Aufgabenliste:
1. Nenne alle Personen, die im Ausstellungsbericht namentlich erwähnt werden.
2. Entnimm dem Ausstellungsbericht wortgetreu die Passage, die mit „Diese geballte Kompetenz“ beginnt und bis einschließlich „zudem zwei Schalenensembles.“ reicht.
3. Wann trat Gerhard Marcks laut Ausstellungsbericht seine Professur an der „Burg“ an?

Vorliegender Text:

====

Bereits jetzt setzt eine Ausstellung, die in das Jubiläumsjahr hineinreicht, wissenschaftliche und ästhetische Maßstäbe. Sie findet allerdings an keinem der historischen Bauhaus-Standorte statt, sondern in Halle / Saale, in der Stadt also, deren künstlerische Lehranstalt – die heutige „Burg Giebichenstein Kunsthochschule Halle“ – etwa zur gleichen Zeit wie das Bauhaus mit ihrer Verbindung von Kunst, Handwerk und Formgebung neue Wege beschritt. Der Bildhauer Gerhard Marcks, der bis zur Auflösung des Staatlichen Bauhauses Weimar Formmeister der in Dornburg angesiedelten Keramikwerkstatt gewesen war, nahm im September 1925 eine umfängliche Professur an der „Burg“ an. Seine Schülerin Marguerite Friedlaender folgte ihm im November nach. Daher heißt die Ausstellung „Wir machen nach Halle. Marguerite Friedlaender. Gerhard Marcks“.
Der Projektleiter der Schau, Matthias Rataiczyk, Vorsitzender des Kunstvereins Talstrasse, hat zwei ausgesprochene Expertinnen für das Vorhaben gewinnen können: Katja Schneider, die über die „Burg“ promoviert hat und langjährige Direktorin der Stiftung Moritzburg in Halle war; und Renate Luckner-Bien, die an der Giebichensteiner Kunstschule nach ihrer Promotion 20 Jahre lang als Lehrende, Forscherin und Pressesprecherin gewirkt hat.
Diese geballte Kompetenz sowie eine konsequent sachlich-stringente Präsentation machen die Ausstellung zu einem Erlebnis. Rund 130 Exponate lassen die geistige und künstlerische Nähe der beiden Protagonisten lebendig werden. Denn es wird überzeugend vermittelt, dass sich ihre persönliche Verbundenheit auch in gemeinsamen Schaffensprinzipien manifestierte. Für beide war ein souveränes handwerkliches Können die selbstverständliche und unveräußerliche Basis für eine ausdrucksstarke künstlerische Gestaltung. Marguerite Friedlaender schuf auf dieser Grundlage Gefäße aus Ton und Porzellan. Bei Marcks dominierte die figürliche Plastik – doch schuf auch er Designprodukte: für „Schott Jena“ die Kaffeemaschine „Sintrax“ und eine kaum bekannte Teekanne; für die Königliche Porzellan Manufaktur Berlin (KPM) das Mokkaservice „Bagdad“, zudem zwei Schalenensembles.

====

Gegebene Daten:
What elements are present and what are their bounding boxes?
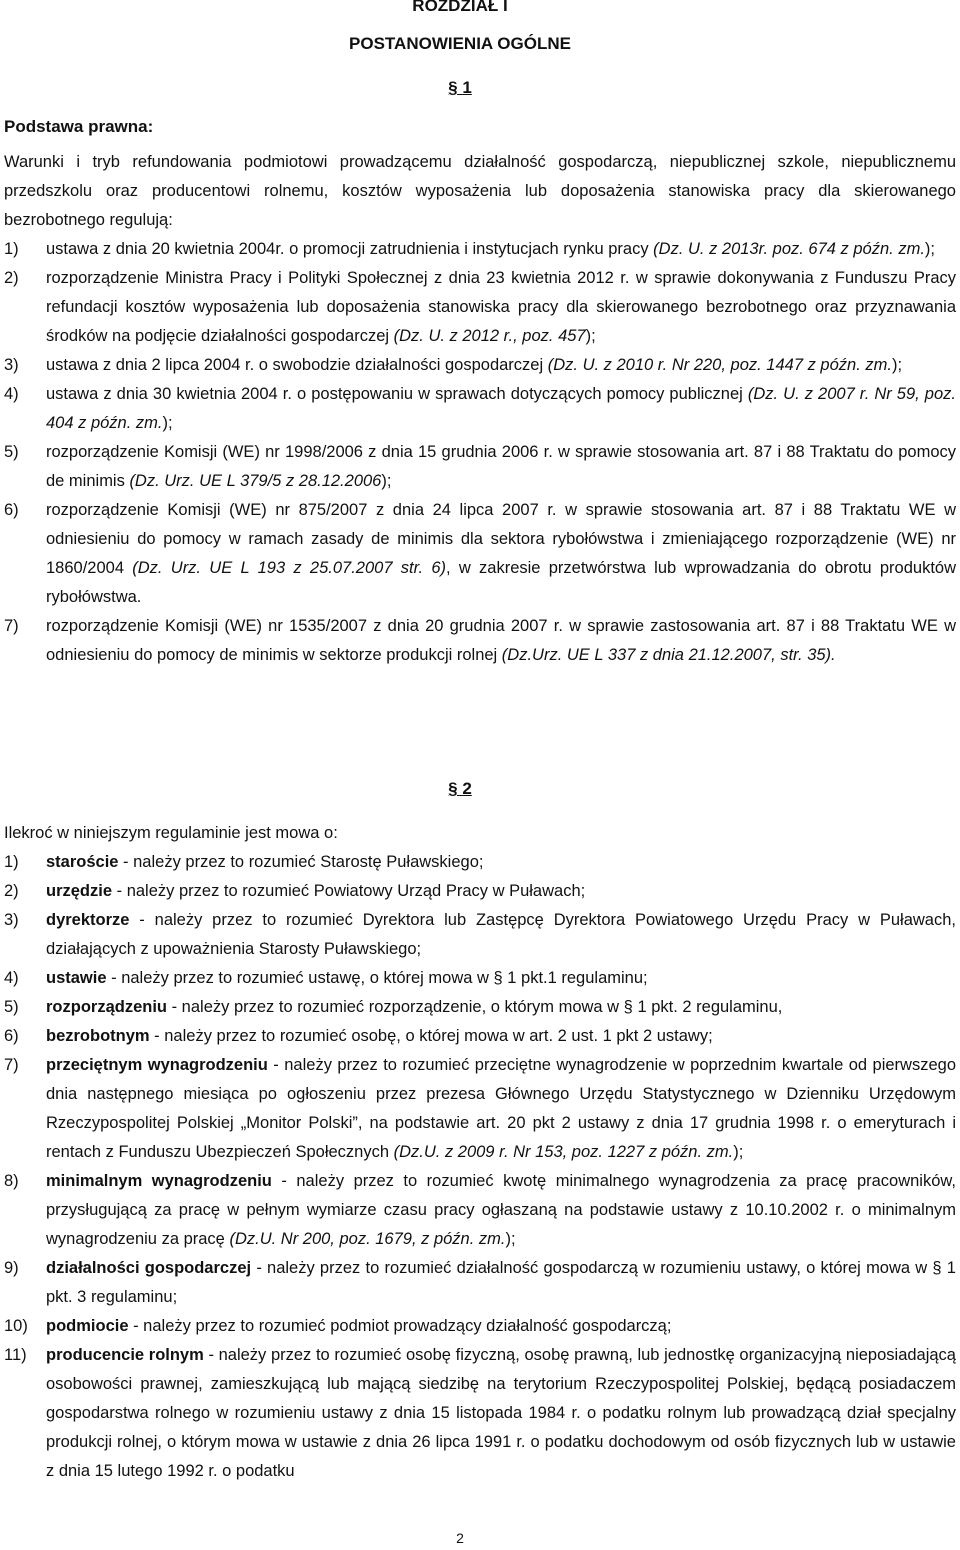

====

Vollständige Lösungen:
1. Gerhard Marcks, Marguerite Friedlaender, Matthias Rataiczyk, Katja Schneider, Renate Luckner-Bien

2.
Diese geballte Kompetenz sowie eine konsequent sachlich-stringente Präsentation machen die Ausstellung zu einem Erlebnis. Rund 130 Exponate lassen die geistige und künstlerische Nähe der beiden Protagonisten lebendig werden. Denn es wird überzeugend vermittelt, dass sich ihre persönliche Verbundenheit auch in gemeinsamen Schaffensprinzipien manifestierte. Für beide war ein souveränes handwerkliches Können die selbstverständliche und unveräußerliche Basis für eine ausdrucksstarke künstlerische Gestaltung. Marguerite Friedlaender schuf auf dieser Grundlage Gefäße aus Ton und Porzellan. Bei Marcks dominierte die figürliche Plastik – doch schuf auch er Designprodukte: für „Schott Jena“ die Kaffeemaschine „Sintrax“ und eine kaum bekannte Teekanne; für die Königliche Porzellan Manufaktur Berlin (KPM) das Mokkaservice „Bagdad“, zudem zwei Schalenensembles.

3. Im September 1925.